== Task statement ==
Only a number is wanted: how many lines in the listing contain the word "доходов"?

>> START Data records

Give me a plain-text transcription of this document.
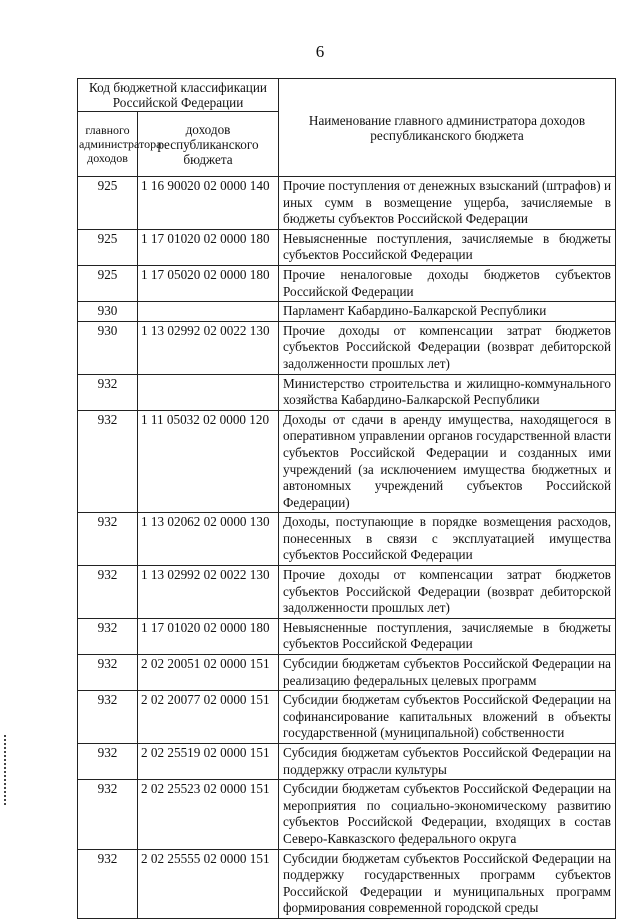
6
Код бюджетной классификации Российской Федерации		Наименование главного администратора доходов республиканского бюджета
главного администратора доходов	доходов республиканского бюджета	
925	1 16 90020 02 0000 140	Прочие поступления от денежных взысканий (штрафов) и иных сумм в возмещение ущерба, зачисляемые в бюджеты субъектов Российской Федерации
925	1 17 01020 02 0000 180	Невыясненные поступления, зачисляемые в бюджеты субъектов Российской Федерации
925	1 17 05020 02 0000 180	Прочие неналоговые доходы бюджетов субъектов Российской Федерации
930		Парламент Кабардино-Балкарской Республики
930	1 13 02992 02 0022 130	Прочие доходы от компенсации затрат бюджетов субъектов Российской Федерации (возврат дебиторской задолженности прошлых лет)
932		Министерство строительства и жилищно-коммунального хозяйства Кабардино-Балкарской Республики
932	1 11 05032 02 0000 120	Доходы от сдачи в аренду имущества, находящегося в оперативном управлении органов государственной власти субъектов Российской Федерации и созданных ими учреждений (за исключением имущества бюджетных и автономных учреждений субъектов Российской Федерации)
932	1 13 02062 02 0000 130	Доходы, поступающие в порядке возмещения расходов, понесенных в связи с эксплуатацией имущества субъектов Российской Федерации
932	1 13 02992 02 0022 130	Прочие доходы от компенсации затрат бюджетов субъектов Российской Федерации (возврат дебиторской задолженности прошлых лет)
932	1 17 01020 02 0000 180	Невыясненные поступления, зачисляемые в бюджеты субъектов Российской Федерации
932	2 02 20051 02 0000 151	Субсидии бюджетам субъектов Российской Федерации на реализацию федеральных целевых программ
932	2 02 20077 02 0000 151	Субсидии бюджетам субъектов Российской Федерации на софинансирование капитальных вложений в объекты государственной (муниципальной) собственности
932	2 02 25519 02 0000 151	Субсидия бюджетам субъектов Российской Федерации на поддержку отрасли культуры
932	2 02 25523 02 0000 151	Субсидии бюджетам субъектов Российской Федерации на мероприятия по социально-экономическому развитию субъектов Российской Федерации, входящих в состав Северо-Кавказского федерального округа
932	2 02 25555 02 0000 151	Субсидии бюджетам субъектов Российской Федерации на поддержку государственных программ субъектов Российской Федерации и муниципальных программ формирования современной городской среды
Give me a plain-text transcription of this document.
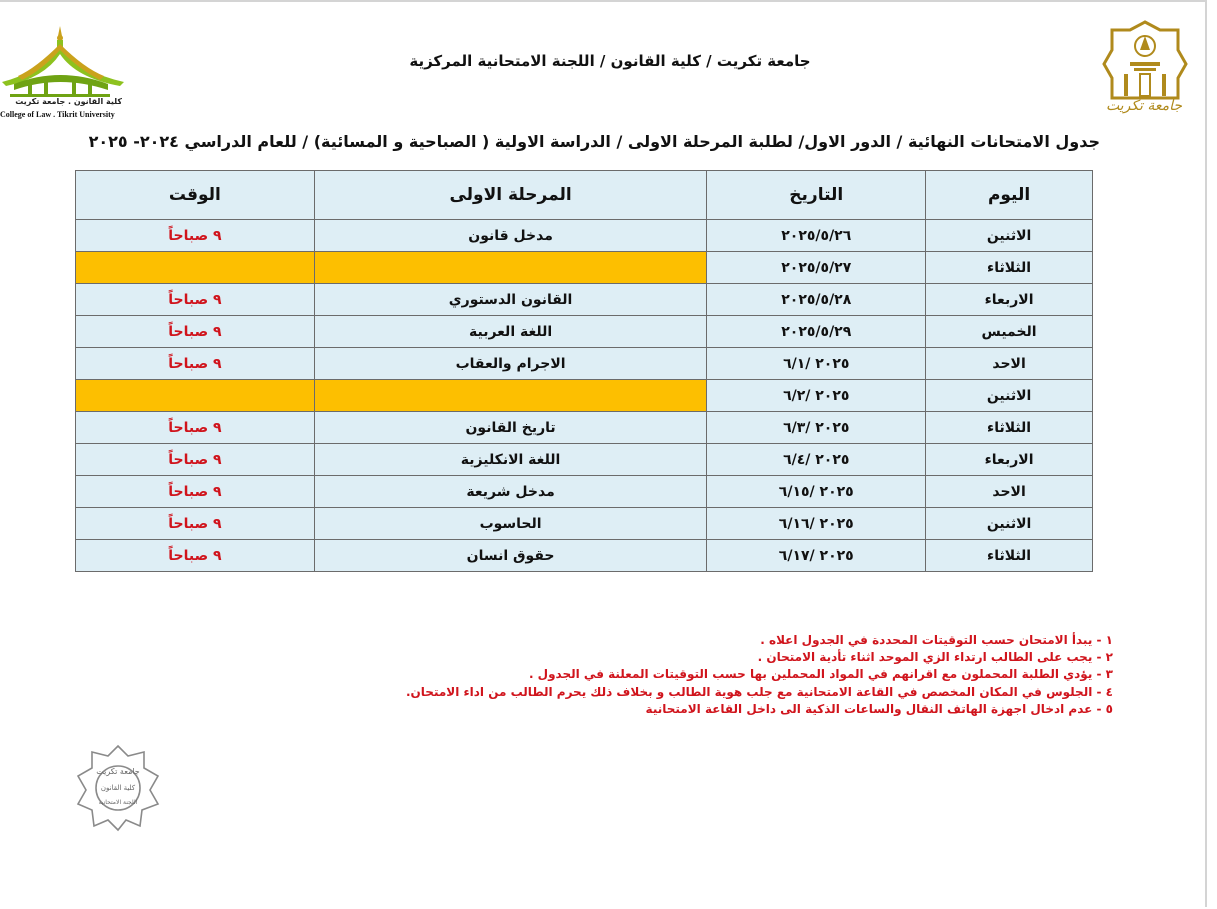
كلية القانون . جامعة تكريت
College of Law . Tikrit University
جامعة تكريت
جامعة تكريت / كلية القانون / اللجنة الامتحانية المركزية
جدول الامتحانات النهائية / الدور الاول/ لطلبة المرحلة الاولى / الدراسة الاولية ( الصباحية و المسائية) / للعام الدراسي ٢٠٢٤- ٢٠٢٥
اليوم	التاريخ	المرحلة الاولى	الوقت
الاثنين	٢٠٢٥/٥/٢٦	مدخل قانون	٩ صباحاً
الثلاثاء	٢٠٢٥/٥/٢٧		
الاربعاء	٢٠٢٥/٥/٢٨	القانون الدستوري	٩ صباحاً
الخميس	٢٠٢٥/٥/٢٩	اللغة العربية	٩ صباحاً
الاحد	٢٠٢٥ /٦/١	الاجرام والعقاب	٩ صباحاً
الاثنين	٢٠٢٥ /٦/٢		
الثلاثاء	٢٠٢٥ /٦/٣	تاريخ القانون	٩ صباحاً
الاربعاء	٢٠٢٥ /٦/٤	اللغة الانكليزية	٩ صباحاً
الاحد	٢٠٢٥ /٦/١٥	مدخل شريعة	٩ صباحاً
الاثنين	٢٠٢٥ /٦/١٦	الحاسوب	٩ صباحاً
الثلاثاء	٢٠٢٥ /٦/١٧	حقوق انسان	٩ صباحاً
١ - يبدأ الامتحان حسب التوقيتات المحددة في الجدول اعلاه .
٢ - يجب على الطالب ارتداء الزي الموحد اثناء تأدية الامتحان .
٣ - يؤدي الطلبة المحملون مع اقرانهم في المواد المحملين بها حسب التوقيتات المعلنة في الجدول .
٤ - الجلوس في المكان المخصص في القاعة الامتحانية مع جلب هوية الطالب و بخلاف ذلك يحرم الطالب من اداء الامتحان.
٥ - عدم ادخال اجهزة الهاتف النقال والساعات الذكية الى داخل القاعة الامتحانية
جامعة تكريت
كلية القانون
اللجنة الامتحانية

>> END Data records
>> START Data records

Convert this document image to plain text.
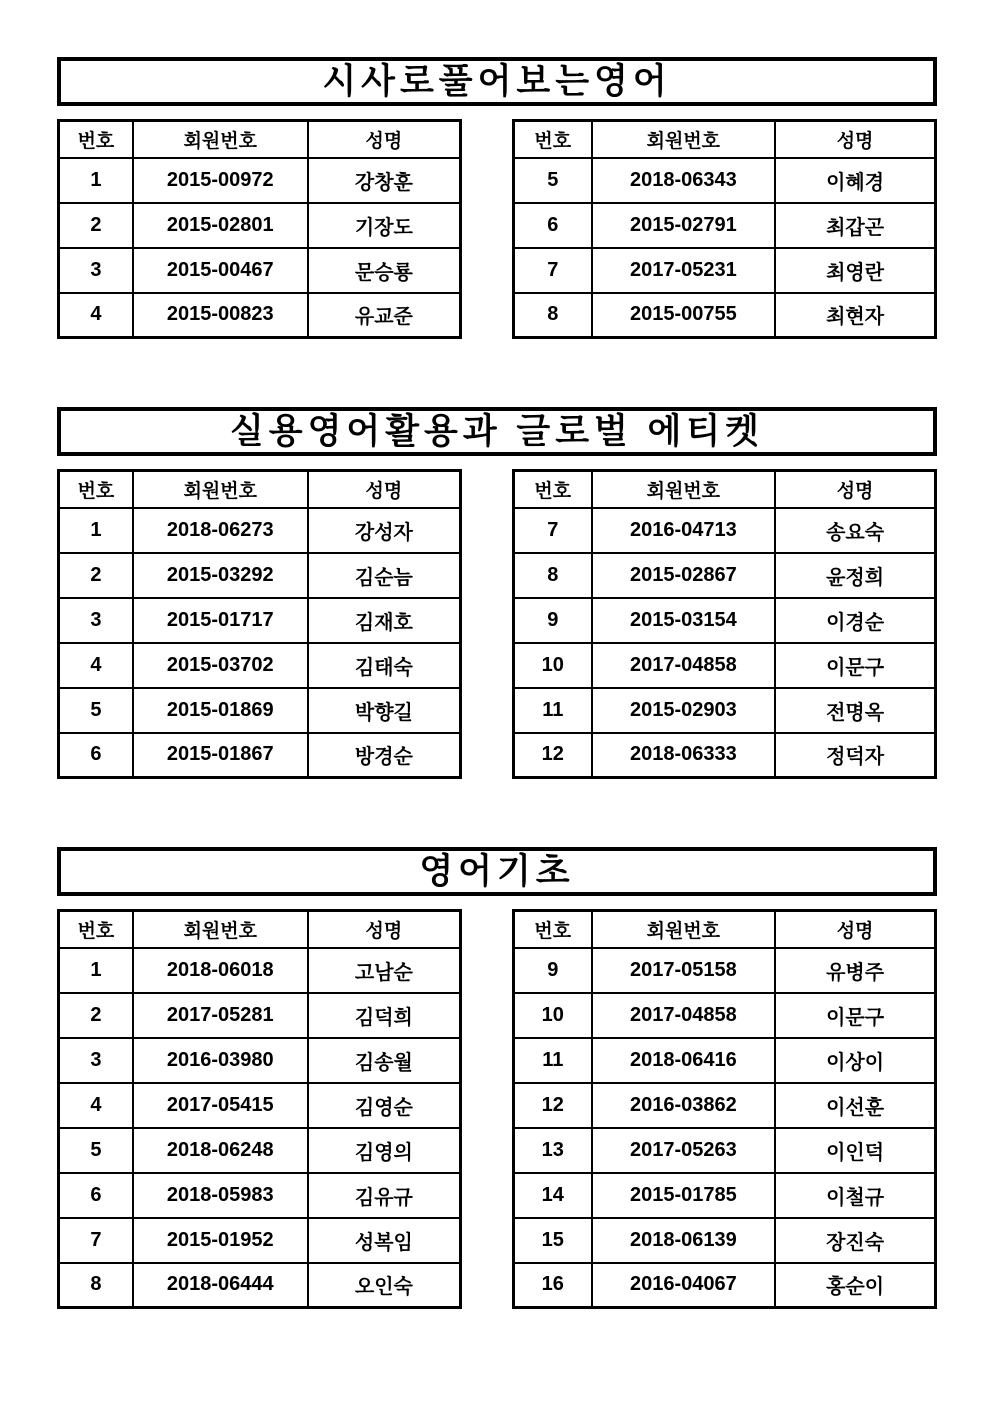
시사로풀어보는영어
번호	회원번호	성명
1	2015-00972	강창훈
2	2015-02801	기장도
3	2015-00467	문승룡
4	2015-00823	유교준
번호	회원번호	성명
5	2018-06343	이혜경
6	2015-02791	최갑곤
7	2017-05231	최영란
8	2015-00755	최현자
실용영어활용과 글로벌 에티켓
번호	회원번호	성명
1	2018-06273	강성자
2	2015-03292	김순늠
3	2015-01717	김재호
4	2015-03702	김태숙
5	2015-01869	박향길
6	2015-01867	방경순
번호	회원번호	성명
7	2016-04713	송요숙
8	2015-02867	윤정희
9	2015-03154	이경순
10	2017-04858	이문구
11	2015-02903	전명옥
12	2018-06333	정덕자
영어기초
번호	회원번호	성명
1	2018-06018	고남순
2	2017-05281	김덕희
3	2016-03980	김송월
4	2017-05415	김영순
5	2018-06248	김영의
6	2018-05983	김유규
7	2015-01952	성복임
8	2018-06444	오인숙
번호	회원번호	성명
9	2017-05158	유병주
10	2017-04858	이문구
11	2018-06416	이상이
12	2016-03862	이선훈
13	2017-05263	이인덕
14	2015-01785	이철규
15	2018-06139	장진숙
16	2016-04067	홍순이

>> END Data records

== Task answer ==
2